**What the exercise asks**
Set the data down again, exactly as it reads, but without the pictures.

Dataset records
■ ■ ■ ■ ■

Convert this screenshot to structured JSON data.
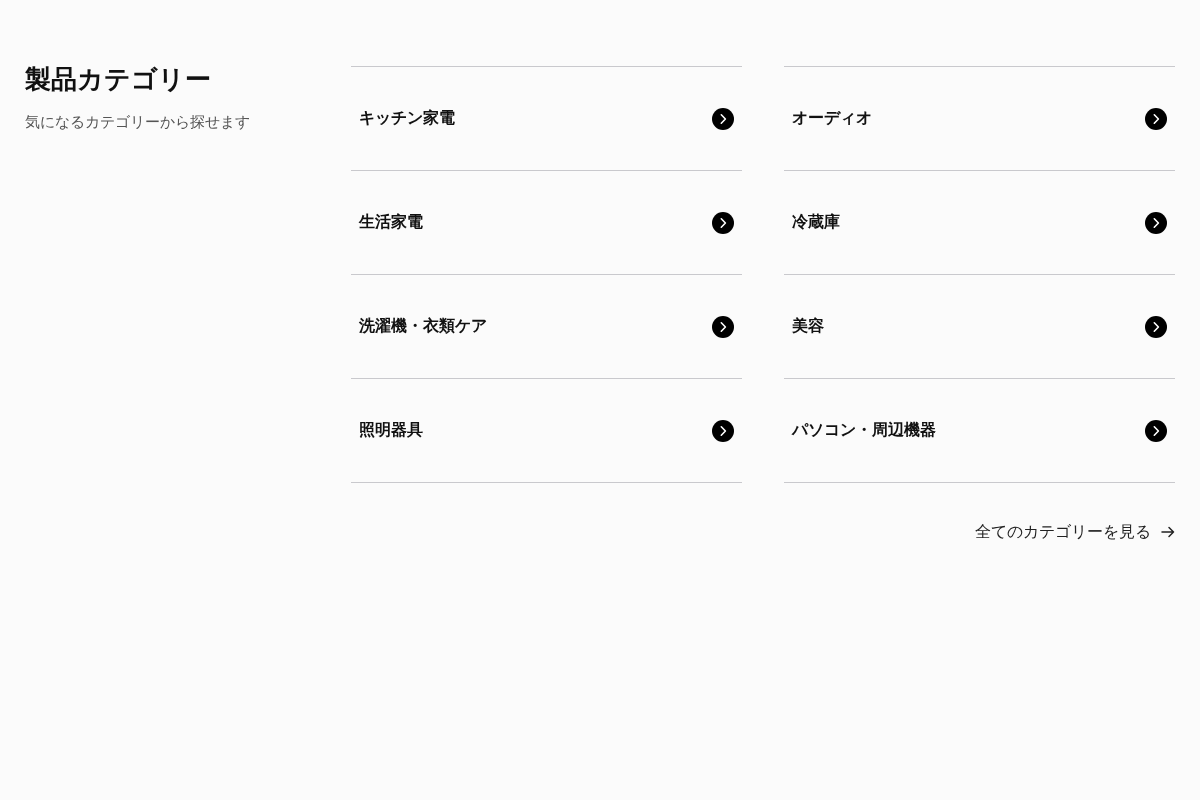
{
  "heading": {
    "title": "製品カテゴリー",
    "subtitle": "気になるカテゴリーから探せます"
  },
  "categories": [
    {
      "label": "キッチン家電"
    },
    {
      "label": "オーディオ"
    },
    {
      "label": "生活家電"
    },
    {
      "label": "冷蔵庫"
    },
    {
      "label": "洗濯機・衣類ケア"
    },
    {
      "label": "美容"
    },
    {
      "label": "照明器具"
    },
    {
      "label": "パソコン・周辺機器"
    }
  ],
  "view_all_link": "全てのカテゴリーを見る"
}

■ ■ ■ ■ ■

**Answer to this problem**
Convert this screenshot to structured JSON data.
{
  "heading": {
    "title": "製品カテゴリー",
    "subtitle": "気になるカテゴリーから探せます"
  },
  "categories": [
    {
      "label": "キッチン家電"
    },
    {
      "label": "オーディオ"
    },
    {
      "label": "生活家電"
    },
    {
      "label": "冷蔵庫"
    },
    {
      "label": "洗濯機・衣類ケア"
    },
    {
      "label": "美容"
    },
    {
      "label": "照明器具"
    },
    {
      "label": "パソコン・周辺機器"
    }
  ],
  "view_all_link": "全てのカテゴリーを見る"
}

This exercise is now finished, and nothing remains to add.